--- Stored records ---
● ● ● ●

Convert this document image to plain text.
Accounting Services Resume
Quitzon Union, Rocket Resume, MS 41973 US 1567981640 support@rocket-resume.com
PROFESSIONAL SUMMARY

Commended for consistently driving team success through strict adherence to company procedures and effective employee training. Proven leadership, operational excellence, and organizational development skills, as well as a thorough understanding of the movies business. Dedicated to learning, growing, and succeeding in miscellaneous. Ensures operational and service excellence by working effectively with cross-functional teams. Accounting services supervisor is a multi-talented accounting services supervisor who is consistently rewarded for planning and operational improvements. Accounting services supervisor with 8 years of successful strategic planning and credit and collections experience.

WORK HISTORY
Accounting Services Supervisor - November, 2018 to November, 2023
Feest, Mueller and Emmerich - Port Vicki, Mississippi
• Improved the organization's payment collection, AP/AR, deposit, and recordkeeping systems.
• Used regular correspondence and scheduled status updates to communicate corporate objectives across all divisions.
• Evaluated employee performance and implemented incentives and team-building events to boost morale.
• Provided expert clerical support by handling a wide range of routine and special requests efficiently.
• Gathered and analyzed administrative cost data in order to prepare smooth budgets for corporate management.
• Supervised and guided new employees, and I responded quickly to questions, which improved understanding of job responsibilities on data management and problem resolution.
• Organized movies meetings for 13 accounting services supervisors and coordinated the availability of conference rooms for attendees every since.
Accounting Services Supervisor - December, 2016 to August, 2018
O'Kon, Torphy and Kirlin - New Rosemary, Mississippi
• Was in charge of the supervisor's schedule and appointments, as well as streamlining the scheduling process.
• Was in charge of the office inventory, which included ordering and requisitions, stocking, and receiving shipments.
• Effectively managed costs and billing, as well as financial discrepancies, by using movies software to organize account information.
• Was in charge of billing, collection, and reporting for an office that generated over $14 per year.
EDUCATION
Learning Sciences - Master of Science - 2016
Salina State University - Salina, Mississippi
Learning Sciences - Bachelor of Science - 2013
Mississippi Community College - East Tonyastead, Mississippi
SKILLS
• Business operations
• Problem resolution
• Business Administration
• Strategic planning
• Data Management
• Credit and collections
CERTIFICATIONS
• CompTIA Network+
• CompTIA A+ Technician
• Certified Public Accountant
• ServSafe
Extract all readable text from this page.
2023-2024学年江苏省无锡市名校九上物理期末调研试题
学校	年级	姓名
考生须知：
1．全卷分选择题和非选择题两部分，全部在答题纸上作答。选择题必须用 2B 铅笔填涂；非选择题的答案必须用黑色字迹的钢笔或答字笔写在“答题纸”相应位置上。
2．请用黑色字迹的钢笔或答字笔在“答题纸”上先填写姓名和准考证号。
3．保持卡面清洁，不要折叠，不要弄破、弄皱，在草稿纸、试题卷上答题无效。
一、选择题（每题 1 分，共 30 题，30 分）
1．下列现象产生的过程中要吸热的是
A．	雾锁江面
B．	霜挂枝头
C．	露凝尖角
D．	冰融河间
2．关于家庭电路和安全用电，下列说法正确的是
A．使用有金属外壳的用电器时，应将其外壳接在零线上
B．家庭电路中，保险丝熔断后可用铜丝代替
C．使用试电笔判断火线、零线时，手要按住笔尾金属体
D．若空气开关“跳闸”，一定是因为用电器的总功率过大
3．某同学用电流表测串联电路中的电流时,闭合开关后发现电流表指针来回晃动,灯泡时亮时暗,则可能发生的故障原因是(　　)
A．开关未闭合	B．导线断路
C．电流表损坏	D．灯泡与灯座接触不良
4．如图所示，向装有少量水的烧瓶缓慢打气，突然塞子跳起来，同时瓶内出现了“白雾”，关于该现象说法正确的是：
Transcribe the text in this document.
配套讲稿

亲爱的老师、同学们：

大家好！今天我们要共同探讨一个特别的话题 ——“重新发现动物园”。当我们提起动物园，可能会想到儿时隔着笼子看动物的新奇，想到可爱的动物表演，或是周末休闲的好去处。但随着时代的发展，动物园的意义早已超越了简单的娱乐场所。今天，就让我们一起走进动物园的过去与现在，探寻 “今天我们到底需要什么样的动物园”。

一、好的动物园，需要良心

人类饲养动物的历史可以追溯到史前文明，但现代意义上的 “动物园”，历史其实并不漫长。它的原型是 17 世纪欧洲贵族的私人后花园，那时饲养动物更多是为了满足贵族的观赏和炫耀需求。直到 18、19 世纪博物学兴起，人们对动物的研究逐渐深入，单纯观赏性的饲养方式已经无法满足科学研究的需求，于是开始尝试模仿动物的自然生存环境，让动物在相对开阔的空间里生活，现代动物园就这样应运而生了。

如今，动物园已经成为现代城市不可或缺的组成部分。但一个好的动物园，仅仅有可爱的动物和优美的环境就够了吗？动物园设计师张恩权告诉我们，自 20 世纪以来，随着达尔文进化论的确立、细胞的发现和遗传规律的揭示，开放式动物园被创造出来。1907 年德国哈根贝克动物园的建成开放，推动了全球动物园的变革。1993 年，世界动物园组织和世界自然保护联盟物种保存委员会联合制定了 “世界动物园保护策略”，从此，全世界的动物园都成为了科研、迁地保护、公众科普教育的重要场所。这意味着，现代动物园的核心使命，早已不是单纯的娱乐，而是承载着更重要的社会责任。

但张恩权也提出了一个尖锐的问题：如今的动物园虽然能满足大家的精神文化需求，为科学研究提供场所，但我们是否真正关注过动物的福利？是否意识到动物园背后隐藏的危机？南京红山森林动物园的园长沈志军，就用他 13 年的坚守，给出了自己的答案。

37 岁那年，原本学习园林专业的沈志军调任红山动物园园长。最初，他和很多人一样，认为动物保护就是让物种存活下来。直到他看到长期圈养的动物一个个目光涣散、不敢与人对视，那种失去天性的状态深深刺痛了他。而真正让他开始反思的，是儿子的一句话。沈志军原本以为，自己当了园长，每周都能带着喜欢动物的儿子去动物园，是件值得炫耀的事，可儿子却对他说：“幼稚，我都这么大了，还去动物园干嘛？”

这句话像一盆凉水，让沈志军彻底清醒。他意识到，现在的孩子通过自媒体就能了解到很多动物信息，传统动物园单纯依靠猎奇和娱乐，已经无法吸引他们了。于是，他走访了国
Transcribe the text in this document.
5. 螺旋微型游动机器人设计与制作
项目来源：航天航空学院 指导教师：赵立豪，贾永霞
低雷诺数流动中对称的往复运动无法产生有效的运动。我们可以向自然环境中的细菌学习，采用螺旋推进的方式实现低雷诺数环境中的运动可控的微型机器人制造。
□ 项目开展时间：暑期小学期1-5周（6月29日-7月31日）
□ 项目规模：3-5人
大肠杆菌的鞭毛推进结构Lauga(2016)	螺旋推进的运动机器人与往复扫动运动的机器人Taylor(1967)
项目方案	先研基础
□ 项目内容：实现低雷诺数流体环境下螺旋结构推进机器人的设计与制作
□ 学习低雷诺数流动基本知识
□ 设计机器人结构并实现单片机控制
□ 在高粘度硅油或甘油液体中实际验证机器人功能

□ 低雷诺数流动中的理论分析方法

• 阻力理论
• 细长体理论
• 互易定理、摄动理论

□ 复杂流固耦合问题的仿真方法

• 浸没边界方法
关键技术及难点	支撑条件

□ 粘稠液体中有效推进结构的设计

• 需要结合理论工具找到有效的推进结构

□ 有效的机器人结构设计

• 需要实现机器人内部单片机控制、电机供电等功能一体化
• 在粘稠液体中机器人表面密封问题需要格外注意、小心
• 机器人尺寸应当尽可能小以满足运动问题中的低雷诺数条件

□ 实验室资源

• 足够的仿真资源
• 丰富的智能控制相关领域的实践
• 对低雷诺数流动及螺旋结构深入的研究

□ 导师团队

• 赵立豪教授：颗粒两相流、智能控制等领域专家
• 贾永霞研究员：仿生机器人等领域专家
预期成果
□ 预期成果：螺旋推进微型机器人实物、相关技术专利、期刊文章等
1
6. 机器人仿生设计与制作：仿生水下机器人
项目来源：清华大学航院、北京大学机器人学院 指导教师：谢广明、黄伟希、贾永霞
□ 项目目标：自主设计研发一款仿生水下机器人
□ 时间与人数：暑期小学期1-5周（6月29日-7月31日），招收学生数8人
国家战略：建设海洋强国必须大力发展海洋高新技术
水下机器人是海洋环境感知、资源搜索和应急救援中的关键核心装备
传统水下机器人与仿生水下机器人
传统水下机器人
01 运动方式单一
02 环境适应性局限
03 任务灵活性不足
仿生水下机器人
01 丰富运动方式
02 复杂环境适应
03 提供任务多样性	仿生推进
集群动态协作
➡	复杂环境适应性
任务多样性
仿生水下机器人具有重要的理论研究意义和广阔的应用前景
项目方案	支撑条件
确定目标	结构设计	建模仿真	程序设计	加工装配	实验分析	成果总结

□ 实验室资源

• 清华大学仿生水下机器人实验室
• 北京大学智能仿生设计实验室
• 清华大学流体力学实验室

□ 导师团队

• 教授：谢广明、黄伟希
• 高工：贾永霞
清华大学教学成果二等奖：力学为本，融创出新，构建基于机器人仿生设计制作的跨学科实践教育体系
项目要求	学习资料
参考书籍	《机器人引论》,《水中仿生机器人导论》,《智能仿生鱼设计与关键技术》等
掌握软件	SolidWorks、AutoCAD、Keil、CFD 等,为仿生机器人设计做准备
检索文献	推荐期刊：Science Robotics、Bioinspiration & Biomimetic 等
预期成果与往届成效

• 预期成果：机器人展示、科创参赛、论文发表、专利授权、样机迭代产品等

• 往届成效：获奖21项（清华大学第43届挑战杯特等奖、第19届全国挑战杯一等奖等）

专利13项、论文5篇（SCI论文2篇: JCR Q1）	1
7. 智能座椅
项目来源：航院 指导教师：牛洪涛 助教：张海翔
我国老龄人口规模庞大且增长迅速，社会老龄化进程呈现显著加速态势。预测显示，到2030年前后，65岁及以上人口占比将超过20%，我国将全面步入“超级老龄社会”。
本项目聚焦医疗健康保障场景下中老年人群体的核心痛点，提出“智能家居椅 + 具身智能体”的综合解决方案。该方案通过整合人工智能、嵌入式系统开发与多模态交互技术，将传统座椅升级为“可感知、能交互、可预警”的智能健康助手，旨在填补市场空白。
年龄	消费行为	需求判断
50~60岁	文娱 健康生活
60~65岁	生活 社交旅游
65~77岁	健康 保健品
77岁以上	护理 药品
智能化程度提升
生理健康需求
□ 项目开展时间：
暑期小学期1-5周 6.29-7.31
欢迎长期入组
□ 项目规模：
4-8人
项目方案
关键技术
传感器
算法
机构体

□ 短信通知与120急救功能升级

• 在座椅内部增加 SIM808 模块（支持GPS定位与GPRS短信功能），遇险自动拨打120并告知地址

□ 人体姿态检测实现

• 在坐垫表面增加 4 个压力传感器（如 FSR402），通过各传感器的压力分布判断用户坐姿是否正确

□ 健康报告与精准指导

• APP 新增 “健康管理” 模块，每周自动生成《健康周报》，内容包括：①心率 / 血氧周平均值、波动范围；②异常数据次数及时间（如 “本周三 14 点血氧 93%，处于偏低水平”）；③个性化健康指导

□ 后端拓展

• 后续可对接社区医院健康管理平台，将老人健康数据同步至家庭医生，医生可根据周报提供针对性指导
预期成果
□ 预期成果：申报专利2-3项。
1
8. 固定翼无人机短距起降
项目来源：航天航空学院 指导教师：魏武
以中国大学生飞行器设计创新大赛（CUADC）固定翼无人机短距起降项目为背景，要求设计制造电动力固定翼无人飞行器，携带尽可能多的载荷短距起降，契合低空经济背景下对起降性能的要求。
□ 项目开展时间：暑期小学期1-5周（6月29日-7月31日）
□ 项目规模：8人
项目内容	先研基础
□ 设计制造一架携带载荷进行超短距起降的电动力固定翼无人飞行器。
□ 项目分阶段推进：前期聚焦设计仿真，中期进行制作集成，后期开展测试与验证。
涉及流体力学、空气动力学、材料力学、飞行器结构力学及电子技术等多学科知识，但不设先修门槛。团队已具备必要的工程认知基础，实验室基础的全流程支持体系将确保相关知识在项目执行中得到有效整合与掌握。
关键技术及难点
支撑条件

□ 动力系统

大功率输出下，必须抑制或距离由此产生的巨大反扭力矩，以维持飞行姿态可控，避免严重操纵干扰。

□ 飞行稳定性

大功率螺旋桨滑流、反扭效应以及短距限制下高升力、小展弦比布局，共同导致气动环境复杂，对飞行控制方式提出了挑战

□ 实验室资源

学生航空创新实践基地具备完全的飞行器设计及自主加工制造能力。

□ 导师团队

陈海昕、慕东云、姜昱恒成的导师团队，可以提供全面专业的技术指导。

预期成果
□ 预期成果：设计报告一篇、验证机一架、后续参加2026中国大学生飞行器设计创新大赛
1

● ● ● ●

--- OBJECTIVE ---
Using the records above, find and show each line with the string "charge".

--- EXPECTED ANSWER ---
• Was in charge of the supervisor's schedule and appointments, as well as streamlining the scheduling process.
• Was in charge of the office inventory, which included ordering and requisitions, stocking, and receiving shipments.
• Was in charge of billing, collection, and reporting for an office that generated over $14 per year.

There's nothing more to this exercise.